— BEGIN Dataset extract —
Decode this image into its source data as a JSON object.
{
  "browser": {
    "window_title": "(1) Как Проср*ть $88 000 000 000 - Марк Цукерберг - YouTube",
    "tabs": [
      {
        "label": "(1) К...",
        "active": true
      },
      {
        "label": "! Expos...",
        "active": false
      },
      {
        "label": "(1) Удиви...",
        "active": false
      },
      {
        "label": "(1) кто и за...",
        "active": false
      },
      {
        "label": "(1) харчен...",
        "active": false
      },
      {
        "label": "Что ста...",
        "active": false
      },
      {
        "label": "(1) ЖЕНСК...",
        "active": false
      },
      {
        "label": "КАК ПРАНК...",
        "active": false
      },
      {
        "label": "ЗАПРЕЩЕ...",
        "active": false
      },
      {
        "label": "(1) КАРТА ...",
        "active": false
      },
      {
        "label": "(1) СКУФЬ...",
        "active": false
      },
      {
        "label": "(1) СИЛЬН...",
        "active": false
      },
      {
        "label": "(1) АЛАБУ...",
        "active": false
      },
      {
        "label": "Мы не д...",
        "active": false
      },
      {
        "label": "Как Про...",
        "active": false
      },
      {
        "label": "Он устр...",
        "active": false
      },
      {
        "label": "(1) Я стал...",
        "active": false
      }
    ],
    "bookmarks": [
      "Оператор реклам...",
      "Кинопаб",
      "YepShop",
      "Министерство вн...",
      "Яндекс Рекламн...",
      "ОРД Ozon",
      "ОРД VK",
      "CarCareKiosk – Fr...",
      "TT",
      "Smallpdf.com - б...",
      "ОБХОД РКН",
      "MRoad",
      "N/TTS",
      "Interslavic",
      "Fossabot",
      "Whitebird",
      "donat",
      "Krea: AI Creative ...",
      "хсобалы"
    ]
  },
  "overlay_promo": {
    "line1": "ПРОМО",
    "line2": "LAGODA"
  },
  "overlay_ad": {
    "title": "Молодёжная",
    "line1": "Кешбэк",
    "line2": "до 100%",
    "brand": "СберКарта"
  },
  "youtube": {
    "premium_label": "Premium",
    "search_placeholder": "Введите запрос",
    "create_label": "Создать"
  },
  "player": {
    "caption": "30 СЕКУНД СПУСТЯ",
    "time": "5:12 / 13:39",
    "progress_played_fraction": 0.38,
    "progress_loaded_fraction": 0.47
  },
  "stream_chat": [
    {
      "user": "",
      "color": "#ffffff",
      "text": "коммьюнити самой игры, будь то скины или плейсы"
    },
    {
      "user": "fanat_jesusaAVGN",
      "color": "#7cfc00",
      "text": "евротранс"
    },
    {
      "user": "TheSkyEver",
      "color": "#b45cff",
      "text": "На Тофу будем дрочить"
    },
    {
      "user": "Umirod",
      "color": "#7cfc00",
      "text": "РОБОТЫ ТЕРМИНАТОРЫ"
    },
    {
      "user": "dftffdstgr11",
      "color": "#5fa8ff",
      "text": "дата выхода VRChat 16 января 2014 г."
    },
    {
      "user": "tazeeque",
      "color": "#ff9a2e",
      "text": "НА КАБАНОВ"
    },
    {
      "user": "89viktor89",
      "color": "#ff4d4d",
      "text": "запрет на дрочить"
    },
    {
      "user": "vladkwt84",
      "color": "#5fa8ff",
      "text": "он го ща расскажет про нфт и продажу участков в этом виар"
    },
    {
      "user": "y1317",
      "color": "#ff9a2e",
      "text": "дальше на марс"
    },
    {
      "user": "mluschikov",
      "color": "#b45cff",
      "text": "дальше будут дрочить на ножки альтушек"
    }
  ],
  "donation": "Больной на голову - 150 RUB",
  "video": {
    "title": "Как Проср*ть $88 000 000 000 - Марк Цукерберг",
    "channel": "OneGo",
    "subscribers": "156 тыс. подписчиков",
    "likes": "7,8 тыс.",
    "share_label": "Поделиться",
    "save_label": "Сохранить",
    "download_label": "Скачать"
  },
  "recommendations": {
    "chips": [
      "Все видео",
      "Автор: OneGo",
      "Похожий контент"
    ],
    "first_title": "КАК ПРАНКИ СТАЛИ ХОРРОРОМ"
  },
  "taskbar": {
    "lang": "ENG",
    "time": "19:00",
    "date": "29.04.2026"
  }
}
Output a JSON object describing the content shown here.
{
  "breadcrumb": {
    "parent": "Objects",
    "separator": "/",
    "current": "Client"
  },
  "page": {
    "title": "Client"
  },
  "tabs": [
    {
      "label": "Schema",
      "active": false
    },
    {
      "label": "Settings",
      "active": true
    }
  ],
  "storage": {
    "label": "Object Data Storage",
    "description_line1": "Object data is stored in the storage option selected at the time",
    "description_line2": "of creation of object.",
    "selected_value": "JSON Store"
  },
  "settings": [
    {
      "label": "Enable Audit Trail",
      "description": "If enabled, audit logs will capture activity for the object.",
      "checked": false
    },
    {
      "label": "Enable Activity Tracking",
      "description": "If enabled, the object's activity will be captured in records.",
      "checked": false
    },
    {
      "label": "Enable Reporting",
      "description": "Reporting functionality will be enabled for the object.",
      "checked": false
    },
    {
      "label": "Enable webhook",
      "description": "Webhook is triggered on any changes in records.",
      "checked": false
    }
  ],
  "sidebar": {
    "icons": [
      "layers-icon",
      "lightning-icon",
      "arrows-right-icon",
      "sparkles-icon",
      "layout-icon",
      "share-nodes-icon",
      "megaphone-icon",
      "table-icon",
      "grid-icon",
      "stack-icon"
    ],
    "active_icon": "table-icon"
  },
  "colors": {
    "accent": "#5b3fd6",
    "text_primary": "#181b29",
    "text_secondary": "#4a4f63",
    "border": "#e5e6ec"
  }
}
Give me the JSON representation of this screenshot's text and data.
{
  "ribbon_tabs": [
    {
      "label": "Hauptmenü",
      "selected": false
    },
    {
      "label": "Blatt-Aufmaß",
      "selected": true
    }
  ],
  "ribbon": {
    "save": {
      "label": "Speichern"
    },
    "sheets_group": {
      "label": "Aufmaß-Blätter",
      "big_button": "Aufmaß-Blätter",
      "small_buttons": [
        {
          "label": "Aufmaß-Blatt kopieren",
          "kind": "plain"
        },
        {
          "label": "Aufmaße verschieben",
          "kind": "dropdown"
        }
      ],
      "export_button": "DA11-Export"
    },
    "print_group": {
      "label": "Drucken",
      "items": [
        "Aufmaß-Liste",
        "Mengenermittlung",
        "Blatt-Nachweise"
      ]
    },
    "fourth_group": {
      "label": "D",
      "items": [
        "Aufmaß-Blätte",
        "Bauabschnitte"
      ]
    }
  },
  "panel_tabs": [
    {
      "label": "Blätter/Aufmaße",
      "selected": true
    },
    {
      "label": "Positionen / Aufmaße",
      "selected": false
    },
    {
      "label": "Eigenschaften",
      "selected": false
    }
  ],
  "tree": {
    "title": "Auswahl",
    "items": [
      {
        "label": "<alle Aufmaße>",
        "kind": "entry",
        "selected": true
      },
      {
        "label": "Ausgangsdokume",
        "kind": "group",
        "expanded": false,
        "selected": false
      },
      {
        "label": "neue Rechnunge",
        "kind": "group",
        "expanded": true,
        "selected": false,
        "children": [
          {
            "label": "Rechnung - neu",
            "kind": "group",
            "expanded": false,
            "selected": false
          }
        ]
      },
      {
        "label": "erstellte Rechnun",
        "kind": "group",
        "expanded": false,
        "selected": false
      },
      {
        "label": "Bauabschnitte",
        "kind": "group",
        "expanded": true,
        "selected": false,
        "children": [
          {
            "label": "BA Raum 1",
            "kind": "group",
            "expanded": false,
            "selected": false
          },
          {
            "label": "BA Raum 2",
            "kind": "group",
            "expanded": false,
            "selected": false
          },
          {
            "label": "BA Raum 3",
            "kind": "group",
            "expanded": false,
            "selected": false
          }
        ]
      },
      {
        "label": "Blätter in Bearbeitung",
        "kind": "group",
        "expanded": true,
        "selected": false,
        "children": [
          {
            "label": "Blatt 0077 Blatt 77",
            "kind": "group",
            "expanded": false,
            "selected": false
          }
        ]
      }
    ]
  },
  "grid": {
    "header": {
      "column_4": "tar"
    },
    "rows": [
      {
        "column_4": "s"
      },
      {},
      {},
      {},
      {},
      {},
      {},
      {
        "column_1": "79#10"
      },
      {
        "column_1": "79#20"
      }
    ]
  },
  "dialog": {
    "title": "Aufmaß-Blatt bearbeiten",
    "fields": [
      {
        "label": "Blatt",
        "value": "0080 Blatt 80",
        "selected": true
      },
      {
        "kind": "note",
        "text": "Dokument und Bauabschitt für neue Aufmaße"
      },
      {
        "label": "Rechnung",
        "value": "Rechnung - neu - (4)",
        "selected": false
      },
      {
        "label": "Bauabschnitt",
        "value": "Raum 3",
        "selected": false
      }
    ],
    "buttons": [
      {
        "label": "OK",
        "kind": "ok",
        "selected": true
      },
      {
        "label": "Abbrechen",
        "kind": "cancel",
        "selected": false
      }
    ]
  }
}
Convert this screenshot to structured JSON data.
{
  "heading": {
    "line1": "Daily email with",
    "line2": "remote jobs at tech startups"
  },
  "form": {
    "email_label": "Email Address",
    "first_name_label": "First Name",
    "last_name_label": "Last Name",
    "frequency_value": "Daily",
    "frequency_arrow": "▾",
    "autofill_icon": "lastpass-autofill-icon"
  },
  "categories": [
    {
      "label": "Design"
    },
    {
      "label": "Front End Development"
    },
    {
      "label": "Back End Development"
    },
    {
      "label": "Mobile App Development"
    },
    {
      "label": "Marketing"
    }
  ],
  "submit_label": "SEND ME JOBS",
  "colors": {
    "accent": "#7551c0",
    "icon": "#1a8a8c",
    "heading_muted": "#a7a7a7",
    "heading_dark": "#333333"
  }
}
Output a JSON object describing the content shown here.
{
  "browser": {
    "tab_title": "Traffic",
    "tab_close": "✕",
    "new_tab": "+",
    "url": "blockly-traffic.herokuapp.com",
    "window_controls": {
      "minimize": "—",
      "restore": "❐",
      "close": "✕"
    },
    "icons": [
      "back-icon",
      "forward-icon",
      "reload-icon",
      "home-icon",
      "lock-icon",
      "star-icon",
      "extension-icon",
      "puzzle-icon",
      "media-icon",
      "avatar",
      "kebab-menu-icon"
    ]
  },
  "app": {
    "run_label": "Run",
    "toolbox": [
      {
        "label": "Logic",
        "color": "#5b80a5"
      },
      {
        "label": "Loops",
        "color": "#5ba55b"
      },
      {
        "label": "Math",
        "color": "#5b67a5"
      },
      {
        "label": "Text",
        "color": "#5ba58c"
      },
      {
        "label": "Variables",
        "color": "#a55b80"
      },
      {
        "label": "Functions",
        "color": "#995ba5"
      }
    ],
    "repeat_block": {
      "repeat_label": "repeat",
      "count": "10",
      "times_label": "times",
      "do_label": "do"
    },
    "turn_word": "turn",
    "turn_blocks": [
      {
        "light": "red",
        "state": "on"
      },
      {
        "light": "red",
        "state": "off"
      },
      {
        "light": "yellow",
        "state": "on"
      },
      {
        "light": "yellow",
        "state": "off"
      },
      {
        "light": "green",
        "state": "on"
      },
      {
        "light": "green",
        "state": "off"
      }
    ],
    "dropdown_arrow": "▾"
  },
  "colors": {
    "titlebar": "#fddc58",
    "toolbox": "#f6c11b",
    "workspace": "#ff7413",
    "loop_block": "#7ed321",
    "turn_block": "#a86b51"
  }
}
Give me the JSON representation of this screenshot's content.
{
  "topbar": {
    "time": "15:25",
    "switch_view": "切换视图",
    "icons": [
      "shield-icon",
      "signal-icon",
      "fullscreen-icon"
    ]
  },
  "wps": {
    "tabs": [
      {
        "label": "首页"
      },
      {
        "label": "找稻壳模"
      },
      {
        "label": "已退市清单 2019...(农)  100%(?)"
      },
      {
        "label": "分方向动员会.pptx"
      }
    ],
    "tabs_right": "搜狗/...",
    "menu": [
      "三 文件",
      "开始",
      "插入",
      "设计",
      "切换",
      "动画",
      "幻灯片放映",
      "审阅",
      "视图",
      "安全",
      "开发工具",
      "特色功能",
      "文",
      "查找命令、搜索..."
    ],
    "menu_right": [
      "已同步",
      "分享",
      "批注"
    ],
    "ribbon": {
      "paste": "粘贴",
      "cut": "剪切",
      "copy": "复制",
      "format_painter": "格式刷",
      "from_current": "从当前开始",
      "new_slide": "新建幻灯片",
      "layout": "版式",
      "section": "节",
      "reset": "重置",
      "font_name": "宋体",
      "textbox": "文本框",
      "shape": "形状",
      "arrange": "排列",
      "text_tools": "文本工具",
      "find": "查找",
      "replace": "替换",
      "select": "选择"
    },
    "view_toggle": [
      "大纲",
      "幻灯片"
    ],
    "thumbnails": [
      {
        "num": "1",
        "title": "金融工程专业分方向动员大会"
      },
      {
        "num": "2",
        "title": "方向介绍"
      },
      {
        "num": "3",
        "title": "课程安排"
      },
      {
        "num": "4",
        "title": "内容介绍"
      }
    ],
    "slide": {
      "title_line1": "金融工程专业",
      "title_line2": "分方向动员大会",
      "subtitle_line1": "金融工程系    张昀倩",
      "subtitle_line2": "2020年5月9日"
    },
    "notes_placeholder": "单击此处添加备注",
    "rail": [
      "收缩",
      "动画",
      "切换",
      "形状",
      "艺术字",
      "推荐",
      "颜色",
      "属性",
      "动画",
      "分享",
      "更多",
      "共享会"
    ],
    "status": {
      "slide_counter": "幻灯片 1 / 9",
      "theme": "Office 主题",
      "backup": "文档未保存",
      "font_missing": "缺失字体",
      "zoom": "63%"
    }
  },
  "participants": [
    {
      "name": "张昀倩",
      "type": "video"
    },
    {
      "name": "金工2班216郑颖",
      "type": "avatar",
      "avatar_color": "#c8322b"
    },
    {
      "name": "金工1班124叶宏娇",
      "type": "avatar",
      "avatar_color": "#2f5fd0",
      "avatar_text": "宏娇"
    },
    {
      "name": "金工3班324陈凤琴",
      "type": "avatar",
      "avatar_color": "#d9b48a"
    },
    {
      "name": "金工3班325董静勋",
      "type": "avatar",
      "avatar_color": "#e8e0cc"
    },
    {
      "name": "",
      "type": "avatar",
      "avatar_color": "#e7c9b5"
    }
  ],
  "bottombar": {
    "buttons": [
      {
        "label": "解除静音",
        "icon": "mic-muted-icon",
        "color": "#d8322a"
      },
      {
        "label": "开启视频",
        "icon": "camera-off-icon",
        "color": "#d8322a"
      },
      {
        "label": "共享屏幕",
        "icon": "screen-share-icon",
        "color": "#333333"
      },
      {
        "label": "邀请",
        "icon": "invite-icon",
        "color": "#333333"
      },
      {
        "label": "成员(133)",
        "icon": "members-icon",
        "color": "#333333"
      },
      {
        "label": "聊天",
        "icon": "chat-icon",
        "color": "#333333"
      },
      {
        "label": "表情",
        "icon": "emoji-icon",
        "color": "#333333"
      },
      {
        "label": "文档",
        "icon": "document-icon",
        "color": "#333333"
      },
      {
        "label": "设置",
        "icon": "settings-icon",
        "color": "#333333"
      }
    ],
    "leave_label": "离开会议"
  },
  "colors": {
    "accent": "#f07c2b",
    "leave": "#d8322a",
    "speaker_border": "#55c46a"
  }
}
— END Dataset extract —
- Exercise
Your task is to gather all lines from the entries above that hold the word "Raum".

- Output for this exercise
            "label": "BA Raum 1",
            "label": "BA Raum 2",
            "label": "BA Raum 3",
        "value": "Raum 3",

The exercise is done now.